# Work to do:
Continue the text about the old town map of Shakespeare's day from the point where it stops.

## Begin Text block

The following is a copy of the references which are appended to the original map: "1. Moor Town's End;—2. Henley Lane;—3. Rother Market;—4. Henley Street;—5. Meer Pool Lane;—6. Wood Street;—7. Ely Street or Swine Street;—8. Scholar's Lane alias Tinker's Lane;—9. Bull Lane;—10. Street call'd Old Town;—11. Church Street;—12. Chapel Street;—13. High Street;—14. Market Cross;—15. Town Hall;—16. Place where died Shakespeare;—17. Chapel, Public Schools, &c.;—18. House where was Shakespeare born;—19. Back Bridge Street;—20. Fore Bridge Street;—21. Sheep Street;—22. Chapel Lane;—23. Buildings call'd Water Side;—24. Southam's Lane;—25. Dissenting Meeting;—26. White Lion."

Moor Town's End (1) is now Greenhill Street. The Town Hall (15) did not exist in Shakespeare's time, having been first erected in 1633, taken down in 1767, and rebuilt the following year. The "Place where died Shakespeare" (16) was New Place, the home of his later years. The "Dissenting Meeting" or Meeting-house (25) was built long after the poet's day. The "White Lion" (26) was also post-Shakespearian, the chief inns in the 16th century being the Swan, the Bear, and the Crown, all in Bridge Street. The Mill and Mill Bridge (built in 1590) are indicated on the river at the left-hand lower corner of the map; and the stone bridge, erected by Sir Hugh Clopton about 1500, is just outside the right-hand lower corner.

The only important change in the streets since the map was made is the removal of the row of small shops and stalls, known as Middle Row, between Fore Bridge Street (20); and Back Bridge Street (19); thus making the broad avenue now called Bridge Street.

The "Market Cross" (14) was "a stone monument covered by a low tiled shed, round which were benches for the accommodation of listeners to the sermons which, as at St. Paul's Cross in London, were sometimes preached there." Later a room was added above, and a clock above that. The open space about the Cross was the chief market-place of the town. Near by was a pump, at which housewives were frequently to be seen "washing of clothes" and hanging them on the cross to dry, and butchers sometimes hung meat there; but these practices were forbidden by the town council in 1608. The stocks, pillory, and whipping-post were in the same locality.

## End Text block
## Begin Given records

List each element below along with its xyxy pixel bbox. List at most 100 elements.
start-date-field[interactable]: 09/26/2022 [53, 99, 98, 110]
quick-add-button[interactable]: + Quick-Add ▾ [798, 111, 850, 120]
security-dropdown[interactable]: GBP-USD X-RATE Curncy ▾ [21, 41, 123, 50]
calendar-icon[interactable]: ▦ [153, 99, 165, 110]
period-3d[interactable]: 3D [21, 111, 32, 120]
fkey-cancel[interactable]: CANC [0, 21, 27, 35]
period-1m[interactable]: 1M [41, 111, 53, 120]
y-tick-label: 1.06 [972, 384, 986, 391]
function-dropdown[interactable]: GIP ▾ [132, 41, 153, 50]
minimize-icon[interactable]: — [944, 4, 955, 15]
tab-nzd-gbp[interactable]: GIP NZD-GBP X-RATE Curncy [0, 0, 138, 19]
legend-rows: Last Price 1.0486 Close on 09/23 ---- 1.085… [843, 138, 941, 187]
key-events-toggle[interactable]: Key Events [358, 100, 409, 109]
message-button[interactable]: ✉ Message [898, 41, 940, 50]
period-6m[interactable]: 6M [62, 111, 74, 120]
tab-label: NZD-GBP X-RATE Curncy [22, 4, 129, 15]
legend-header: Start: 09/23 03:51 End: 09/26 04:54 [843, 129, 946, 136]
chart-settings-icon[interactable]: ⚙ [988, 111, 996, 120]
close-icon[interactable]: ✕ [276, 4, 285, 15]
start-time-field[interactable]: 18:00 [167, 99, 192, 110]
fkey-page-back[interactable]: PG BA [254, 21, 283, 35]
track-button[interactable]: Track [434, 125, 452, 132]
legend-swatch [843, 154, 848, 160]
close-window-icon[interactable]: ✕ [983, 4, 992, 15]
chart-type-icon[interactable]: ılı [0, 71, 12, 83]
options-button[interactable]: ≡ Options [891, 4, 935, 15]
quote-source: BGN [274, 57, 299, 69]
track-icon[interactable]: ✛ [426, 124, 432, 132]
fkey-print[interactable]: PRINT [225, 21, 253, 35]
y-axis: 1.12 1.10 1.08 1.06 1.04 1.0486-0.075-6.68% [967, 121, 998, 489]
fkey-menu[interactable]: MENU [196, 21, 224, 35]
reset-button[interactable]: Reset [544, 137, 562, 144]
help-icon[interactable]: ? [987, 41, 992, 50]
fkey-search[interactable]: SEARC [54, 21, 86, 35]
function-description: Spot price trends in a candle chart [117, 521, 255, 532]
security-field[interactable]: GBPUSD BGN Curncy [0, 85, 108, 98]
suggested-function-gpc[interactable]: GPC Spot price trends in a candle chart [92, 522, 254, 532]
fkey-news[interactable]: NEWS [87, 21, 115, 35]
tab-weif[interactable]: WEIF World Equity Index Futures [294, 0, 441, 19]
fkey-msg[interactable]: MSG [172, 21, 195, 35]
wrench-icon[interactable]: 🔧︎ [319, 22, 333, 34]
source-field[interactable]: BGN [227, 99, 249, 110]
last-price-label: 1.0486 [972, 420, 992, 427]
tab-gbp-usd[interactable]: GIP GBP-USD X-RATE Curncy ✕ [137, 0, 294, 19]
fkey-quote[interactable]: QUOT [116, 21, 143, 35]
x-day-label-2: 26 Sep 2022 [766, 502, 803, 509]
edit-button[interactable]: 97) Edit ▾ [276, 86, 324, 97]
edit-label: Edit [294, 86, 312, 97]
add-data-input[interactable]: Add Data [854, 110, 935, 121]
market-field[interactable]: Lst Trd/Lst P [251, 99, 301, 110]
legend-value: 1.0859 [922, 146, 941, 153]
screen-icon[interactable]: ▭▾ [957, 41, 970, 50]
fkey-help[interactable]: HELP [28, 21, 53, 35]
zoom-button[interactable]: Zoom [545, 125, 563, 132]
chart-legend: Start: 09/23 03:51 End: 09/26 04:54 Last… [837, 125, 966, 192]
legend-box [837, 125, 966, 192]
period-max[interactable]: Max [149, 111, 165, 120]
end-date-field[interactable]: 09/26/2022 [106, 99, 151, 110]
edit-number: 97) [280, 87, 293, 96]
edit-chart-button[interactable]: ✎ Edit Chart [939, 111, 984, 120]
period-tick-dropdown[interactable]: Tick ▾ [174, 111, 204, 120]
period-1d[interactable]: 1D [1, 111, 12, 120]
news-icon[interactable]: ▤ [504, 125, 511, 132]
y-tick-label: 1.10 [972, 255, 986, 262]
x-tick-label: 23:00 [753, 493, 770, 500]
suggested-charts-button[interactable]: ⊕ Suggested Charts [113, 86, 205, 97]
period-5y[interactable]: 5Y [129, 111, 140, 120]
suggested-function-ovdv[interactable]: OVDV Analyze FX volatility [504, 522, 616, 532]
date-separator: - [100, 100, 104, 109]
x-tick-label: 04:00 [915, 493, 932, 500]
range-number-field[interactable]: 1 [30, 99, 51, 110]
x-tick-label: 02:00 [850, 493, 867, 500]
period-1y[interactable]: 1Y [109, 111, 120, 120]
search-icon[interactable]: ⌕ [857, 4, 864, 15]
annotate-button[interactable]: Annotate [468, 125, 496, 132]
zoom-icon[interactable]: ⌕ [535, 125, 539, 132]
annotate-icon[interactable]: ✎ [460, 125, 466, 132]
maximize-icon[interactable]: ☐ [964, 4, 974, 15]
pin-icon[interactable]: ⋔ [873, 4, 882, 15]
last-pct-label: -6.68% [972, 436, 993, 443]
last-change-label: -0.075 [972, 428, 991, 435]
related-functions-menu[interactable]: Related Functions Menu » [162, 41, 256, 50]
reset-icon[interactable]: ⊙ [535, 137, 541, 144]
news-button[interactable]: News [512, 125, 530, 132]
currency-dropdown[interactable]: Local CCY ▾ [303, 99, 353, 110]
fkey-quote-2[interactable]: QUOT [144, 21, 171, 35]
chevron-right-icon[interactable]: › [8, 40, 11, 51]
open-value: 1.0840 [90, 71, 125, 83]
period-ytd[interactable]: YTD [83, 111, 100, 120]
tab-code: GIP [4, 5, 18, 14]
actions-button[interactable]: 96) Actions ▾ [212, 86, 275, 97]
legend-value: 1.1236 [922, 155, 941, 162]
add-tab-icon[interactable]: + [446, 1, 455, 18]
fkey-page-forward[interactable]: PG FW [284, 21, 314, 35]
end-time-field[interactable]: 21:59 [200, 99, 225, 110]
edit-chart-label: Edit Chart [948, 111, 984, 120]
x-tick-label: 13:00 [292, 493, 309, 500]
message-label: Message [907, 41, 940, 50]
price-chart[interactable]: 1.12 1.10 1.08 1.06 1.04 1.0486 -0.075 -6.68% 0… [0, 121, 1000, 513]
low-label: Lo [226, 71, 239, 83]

## End Given records

# Answer:
There was also a stone cross in the Rother Market (3), and near the Guild Chapel (17) was a second pump, which was removed by order of the council in 1595. The field on the river, near the foot of Chapel Lane (22), was known as the Bank-croft, or Bancroft, where drovers and farmers of the town were allowed to take their cattle to pasture for an hour daily. "All horses, geldings, mares, swine, geese, ducks, and other cattle," according to the regulation established by the council, if found there in violation of this restriction, were put by the beadle into the "pinfold," or pound, which was not far off. This Bancroft, as it is still called, is now part of the beautiful little park on the river-bank, adjacent to the grounds of the Shakespeare Memorial.

Chapel Lane, which bounded one side of the New Place estate, was one of the filthiest thoroughfares of the town, the general sanitary condition of which (see page 25 above) was bad enough. A streamlet ran through it, the water of which turned a mill, alluded to in town records of that period. This water-course gradually became "a shallow fetid ditch, an open receptacle of sewage and filth." It continued to be a nuisance for at least two centuries more. A letter written in 1807, in connection with a lawsuit, gives some interesting reminiscences of it. "I very well remember," says the writer, "the ditch you mention forty-five years, as after my sister was married, which was in October, 1760, I was very often at Stratford, and was very well acquainted both with the ditch and the road in question;—the ditch went from the Chapel, and extended to Smith's house;—I well remember there was a space of two or three feet from the wall in a descent to the ditch, and I do not think any part of the new wall was built on the ditch;—the ditch was the receptacle for all manner of filth that any person chose to put there, and was very obnoxious at times;—Mr. Hunt used to complain of it, and was determined to get it covered over, or he would do it at his own expense, and I do not know whether he did or not;—across, the road from the ditch to Shakespeare Garden was very hollow and always full of mud, which is now covered over, and in general there was only one wagon tract along the lane, which used to be very bad, in the winter particularly;—I do not know that the ditch was so deep as to overturn a carriage, and the road was very little used near it, unless it was to turn out for another, as there was always room enough." Thomas Cox, a carpenter, who lived in Chapel Lane from 1774, remembered that the open gutter from the Chapel to Smith's cottage "was a wide dirty ditch choked with mud, that all the filth of that part of the town ran into it, that it was four or five feet wide and more than a foot deep, and that the road sloped down to the ditch." According to other witnesses, the ditch extended to the end of the lane, where, between the roadway and the Bancroft, was a narrow creek or ditch through which the overflow from Chapel Lane no doubt found a way into the river.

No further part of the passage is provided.